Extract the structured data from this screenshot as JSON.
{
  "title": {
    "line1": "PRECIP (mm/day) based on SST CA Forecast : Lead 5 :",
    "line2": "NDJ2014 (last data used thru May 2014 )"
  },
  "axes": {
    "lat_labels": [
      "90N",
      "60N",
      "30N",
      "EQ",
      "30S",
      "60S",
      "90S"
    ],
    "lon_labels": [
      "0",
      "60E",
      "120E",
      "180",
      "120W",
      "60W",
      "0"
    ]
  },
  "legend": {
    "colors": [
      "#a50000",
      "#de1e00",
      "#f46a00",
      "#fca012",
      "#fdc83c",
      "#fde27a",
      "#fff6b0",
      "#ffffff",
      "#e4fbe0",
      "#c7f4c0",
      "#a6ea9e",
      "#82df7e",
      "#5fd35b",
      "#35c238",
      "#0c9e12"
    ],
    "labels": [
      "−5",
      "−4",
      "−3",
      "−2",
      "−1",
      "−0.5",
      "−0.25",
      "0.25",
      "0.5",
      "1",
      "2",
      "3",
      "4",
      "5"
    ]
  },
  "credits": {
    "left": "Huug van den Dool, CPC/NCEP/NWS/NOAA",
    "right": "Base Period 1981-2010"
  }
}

====

Stated task:
Identify every line where the string "data" appears.

Solution for this problem:
Extract the structured data from this screenshot as JSON.
    "line2": "NDJ2014 (last data used thru May 2014 )"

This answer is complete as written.